= Exercise goal =
Search the data for the word "zlabel". Reproduce every line where it is found.

Figure data in JSON:
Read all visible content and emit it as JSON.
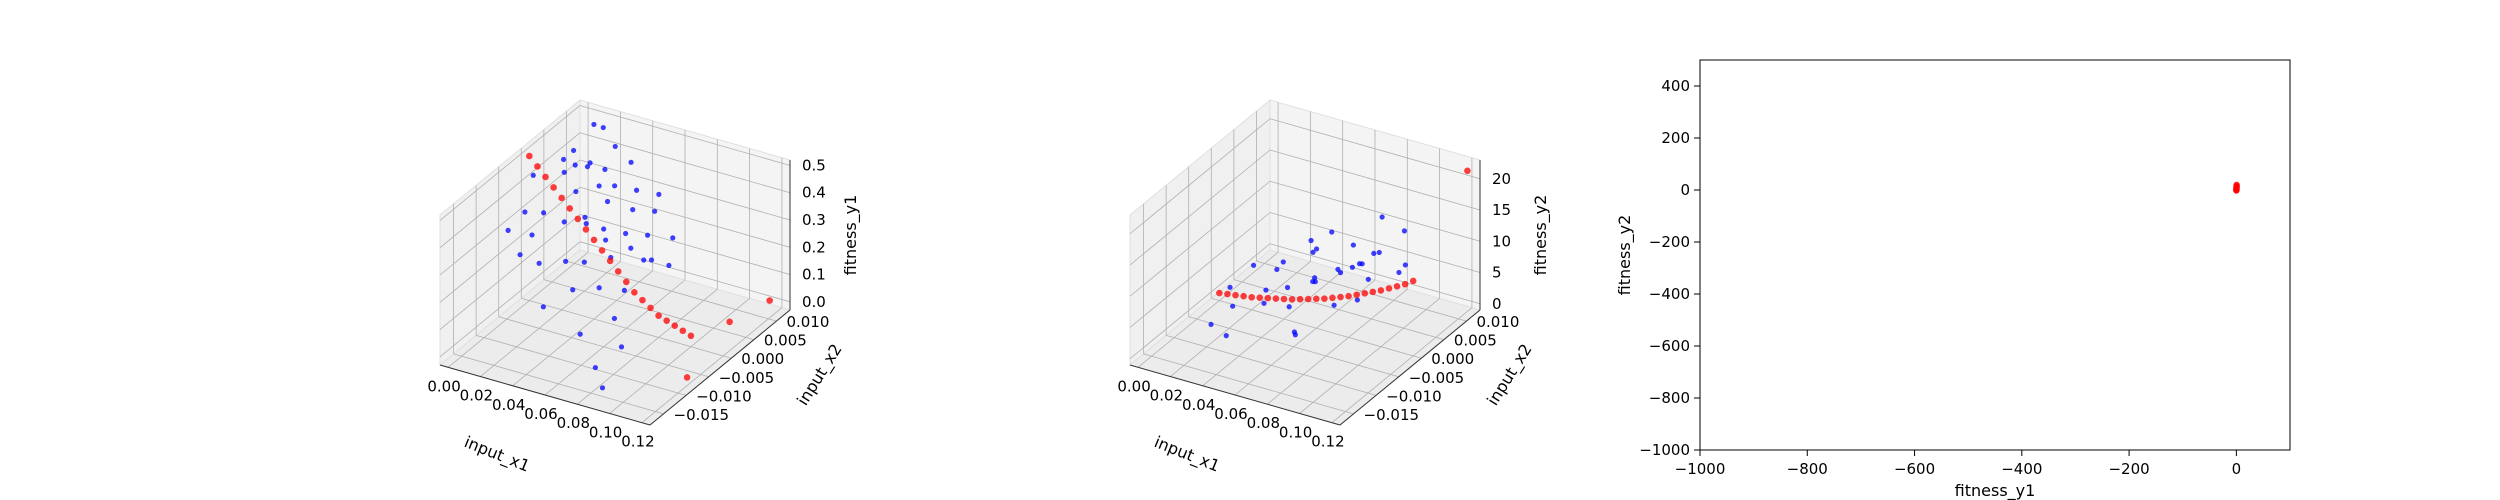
{
  "chart_data": [
    {
      "type": "scatter",
      "projection": "3d",
      "title": "",
      "xlabel": "input_x1",
      "ylabel": "input_x2",
      "zlabel": "fitness_y1",
      "xticks": [
        "0.00",
        "0.02",
        "0.04",
        "0.06",
        "0.08",
        "0.10",
        "0.12"
      ],
      "yticks": [
        "−0.015",
        "−0.010",
        "−0.005",
        "0.000",
        "0.005",
        "0.010"
      ],
      "zticks": [
        "0.0",
        "0.1",
        "0.2",
        "0.3",
        "0.4",
        "0.5"
      ],
      "xlim": [
        -0.005,
        0.125
      ],
      "ylim": [
        -0.018,
        0.013
      ],
      "zlim": [
        -0.03,
        0.52
      ],
      "grid": true,
      "colors": {
        "series_a": "#0000ff",
        "series_b": "#ff0000"
      },
      "series": [
        {
          "points": [
            [
              0.005,
              0.008,
              0.42
            ],
            [
              0.008,
              -0.002,
              0.47
            ],
            [
              0.01,
              0.004,
              0.45
            ],
            [
              0.012,
              0.01,
              0.5
            ],
            [
              0.014,
              -0.006,
              0.4
            ],
            [
              0.016,
              0.002,
              0.44
            ],
            [
              0.018,
              0.007,
              0.41
            ],
            [
              0.02,
              -0.004,
              0.38
            ],
            [
              0.022,
              0.005,
              0.43
            ],
            [
              0.024,
              -0.008,
              0.36
            ],
            [
              0.026,
              0.001,
              0.4
            ],
            [
              0.028,
              0.009,
              0.46
            ],
            [
              0.03,
              -0.003,
              0.35
            ],
            [
              0.032,
              0.004,
              0.39
            ],
            [
              0.034,
              -0.01,
              0.3
            ],
            [
              0.036,
              0.006,
              0.37
            ],
            [
              0.038,
              -0.001,
              0.33
            ],
            [
              0.04,
              0.003,
              0.36
            ],
            [
              0.042,
              -0.007,
              0.28
            ],
            [
              0.044,
              0.008,
              0.34
            ],
            [
              0.046,
              0.0,
              0.31
            ],
            [
              0.048,
              -0.005,
              0.26
            ],
            [
              0.05,
              0.005,
              0.32
            ],
            [
              0.052,
              -0.009,
              0.22
            ],
            [
              0.054,
              0.002,
              0.28
            ],
            [
              0.056,
              -0.002,
              0.25
            ],
            [
              0.058,
              0.007,
              0.3
            ],
            [
              0.06,
              -0.006,
              0.2
            ],
            [
              0.062,
              0.004,
              0.26
            ],
            [
              0.065,
              -0.012,
              0.12
            ],
            [
              0.068,
              0.001,
              0.22
            ],
            [
              0.07,
              -0.004,
              0.18
            ],
            [
              0.072,
              0.006,
              0.24
            ],
            [
              0.075,
              -0.008,
              0.14
            ],
            [
              0.078,
              0.003,
              0.19
            ],
            [
              0.08,
              -0.014,
              0.05
            ],
            [
              0.085,
              -0.01,
              0.08
            ],
            [
              0.09,
              -0.016,
              0.02
            ],
            [
              0.015,
              0.011,
              0.48
            ],
            [
              0.025,
              -0.011,
              0.33
            ],
            [
              0.035,
              0.01,
              0.4
            ],
            [
              0.045,
              -0.013,
              0.2
            ],
            [
              0.055,
              0.009,
              0.33
            ],
            [
              0.012,
              -0.009,
              0.37
            ],
            [
              0.03,
              0.006,
              0.42
            ],
            [
              0.04,
              -0.002,
              0.37
            ],
            [
              0.05,
              -0.001,
              0.29
            ],
            [
              0.02,
              0.003,
              0.46
            ],
            [
              0.06,
              0.001,
              0.25
            ],
            [
              0.07,
              0.002,
              0.21
            ]
          ]
        },
        {
          "points": [
            [
              0.0,
              0.0,
              0.5
            ],
            [
              0.005,
              0.0,
              0.47
            ],
            [
              0.01,
              0.0,
              0.44
            ],
            [
              0.015,
              0.0,
              0.41
            ],
            [
              0.02,
              0.0,
              0.38
            ],
            [
              0.025,
              0.0,
              0.35
            ],
            [
              0.03,
              0.0,
              0.32
            ],
            [
              0.035,
              0.0,
              0.29
            ],
            [
              0.04,
              0.0,
              0.26
            ],
            [
              0.045,
              0.0,
              0.23
            ],
            [
              0.05,
              0.0,
              0.2
            ],
            [
              0.055,
              0.0,
              0.17
            ],
            [
              0.06,
              0.0,
              0.14
            ],
            [
              0.065,
              0.0,
              0.11
            ],
            [
              0.07,
              0.0,
              0.09
            ],
            [
              0.075,
              0.0,
              0.07
            ],
            [
              0.08,
              0.0,
              0.05
            ],
            [
              0.085,
              0.0,
              0.04
            ],
            [
              0.09,
              0.0,
              0.03
            ],
            [
              0.095,
              0.0,
              0.02
            ],
            [
              0.1,
              0.0,
              0.01
            ],
            [
              0.11,
              0.005,
              0.01
            ],
            [
              0.12,
              -0.008,
              0.0
            ],
            [
              0.118,
              0.011,
              0.02
            ]
          ]
        }
      ]
    },
    {
      "type": "scatter",
      "projection": "3d",
      "title": "",
      "xlabel": "input_x1",
      "ylabel": "input_x2",
      "zlabel": "fitness_y2",
      "xticks": [
        "0.00",
        "0.02",
        "0.04",
        "0.06",
        "0.08",
        "0.10",
        "0.12"
      ],
      "yticks": [
        "−0.015",
        "−0.010",
        "−0.005",
        "0.000",
        "0.005",
        "0.010"
      ],
      "zticks": [
        "0",
        "5",
        "10",
        "15",
        "20"
      ],
      "xlim": [
        -0.005,
        0.125
      ],
      "ylim": [
        -0.018,
        0.013
      ],
      "zlim": [
        -1.0,
        23.0
      ],
      "grid": true,
      "colors": {
        "series_a": "#0000ff",
        "series_b": "#ff0000"
      },
      "series": [
        {
          "points": [
            [
              0.01,
              0.004,
              3.0
            ],
            [
              0.015,
              -0.003,
              4.0
            ],
            [
              0.02,
              0.007,
              2.5
            ],
            [
              0.025,
              -0.006,
              3.5
            ],
            [
              0.03,
              0.002,
              5.0
            ],
            [
              0.035,
              0.009,
              4.5
            ],
            [
              0.04,
              -0.004,
              6.0
            ],
            [
              0.045,
              0.005,
              3.0
            ],
            [
              0.05,
              -0.008,
              7.0
            ],
            [
              0.055,
              0.001,
              5.5
            ],
            [
              0.06,
              0.008,
              4.0
            ],
            [
              0.065,
              -0.002,
              8.0
            ],
            [
              0.07,
              0.006,
              6.5
            ],
            [
              0.075,
              -0.01,
              5.0
            ],
            [
              0.08,
              0.003,
              9.0
            ],
            [
              0.085,
              -0.005,
              7.5
            ],
            [
              0.09,
              0.009,
              6.0
            ],
            [
              0.095,
              -0.001,
              10.0
            ],
            [
              0.1,
              0.004,
              8.5
            ],
            [
              0.105,
              -0.007,
              11.0
            ],
            [
              0.02,
              -0.009,
              2.0
            ],
            [
              0.03,
              0.01,
              3.0
            ],
            [
              0.04,
              0.006,
              8.0
            ],
            [
              0.05,
              0.007,
              9.5
            ],
            [
              0.06,
              -0.006,
              6.0
            ],
            [
              0.07,
              0.011,
              11.0
            ],
            [
              0.08,
              -0.012,
              7.0
            ],
            [
              0.09,
              0.002,
              12.0
            ],
            [
              0.045,
              -0.001,
              5.0
            ],
            [
              0.065,
              0.003,
              7.0
            ],
            [
              0.075,
              0.0,
              9.0
            ],
            [
              0.085,
              0.005,
              10.0
            ],
            [
              0.035,
              -0.011,
              2.5
            ],
            [
              0.055,
              0.01,
              6.0
            ],
            [
              0.095,
              0.007,
              13.0
            ]
          ]
        },
        {
          "points": [
            [
              0.0,
              0.0,
              0.2
            ],
            [
              0.005,
              0.0,
              0.4
            ],
            [
              0.01,
              0.0,
              0.6
            ],
            [
              0.015,
              0.0,
              0.8
            ],
            [
              0.02,
              0.0,
              1.0
            ],
            [
              0.025,
              0.0,
              1.3
            ],
            [
              0.03,
              0.0,
              1.6
            ],
            [
              0.035,
              0.0,
              1.9
            ],
            [
              0.04,
              0.0,
              2.2
            ],
            [
              0.045,
              0.0,
              2.5
            ],
            [
              0.05,
              0.0,
              2.9
            ],
            [
              0.055,
              0.0,
              3.3
            ],
            [
              0.06,
              0.0,
              3.7
            ],
            [
              0.065,
              0.0,
              4.1
            ],
            [
              0.07,
              0.0,
              4.6
            ],
            [
              0.075,
              0.0,
              5.1
            ],
            [
              0.08,
              0.0,
              5.6
            ],
            [
              0.085,
              0.0,
              6.2
            ],
            [
              0.09,
              0.0,
              6.8
            ],
            [
              0.095,
              0.0,
              7.4
            ],
            [
              0.1,
              0.0,
              8.0
            ],
            [
              0.105,
              0.0,
              8.7
            ],
            [
              0.11,
              0.0,
              9.4
            ],
            [
              0.115,
              0.0,
              10.1
            ],
            [
              0.12,
              0.0,
              11.0
            ],
            [
              0.12,
              0.012,
              21.5
            ]
          ]
        }
      ]
    },
    {
      "type": "scatter",
      "title": "",
      "xlabel": "fitness_y1",
      "ylabel": "fitness_y2",
      "xticks": [
        "−1000",
        "−800",
        "−600",
        "−400",
        "−200",
        "0"
      ],
      "yticks": [
        "−1000",
        "−800",
        "−600",
        "−400",
        "−200",
        "0",
        "200",
        "400"
      ],
      "xlim": [
        -1000,
        100
      ],
      "ylim": [
        -1000,
        500
      ],
      "grid": false,
      "colors": {
        "series_b": "#ff0000"
      },
      "series": [
        {
          "points": [
            [
              0.05,
              1
            ],
            [
              0.1,
              3
            ],
            [
              0.2,
              5
            ],
            [
              0.3,
              8
            ],
            [
              0.4,
              12
            ],
            [
              0.45,
              15
            ],
            [
              0.5,
              20
            ],
            [
              0.0,
              0
            ],
            [
              0.15,
              -2
            ],
            [
              0.25,
              10
            ]
          ]
        }
      ]
    }
  ]
}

= Exercise answer =
      "zlabel": "fitness_y1",
      "zlabel": "fitness_y2",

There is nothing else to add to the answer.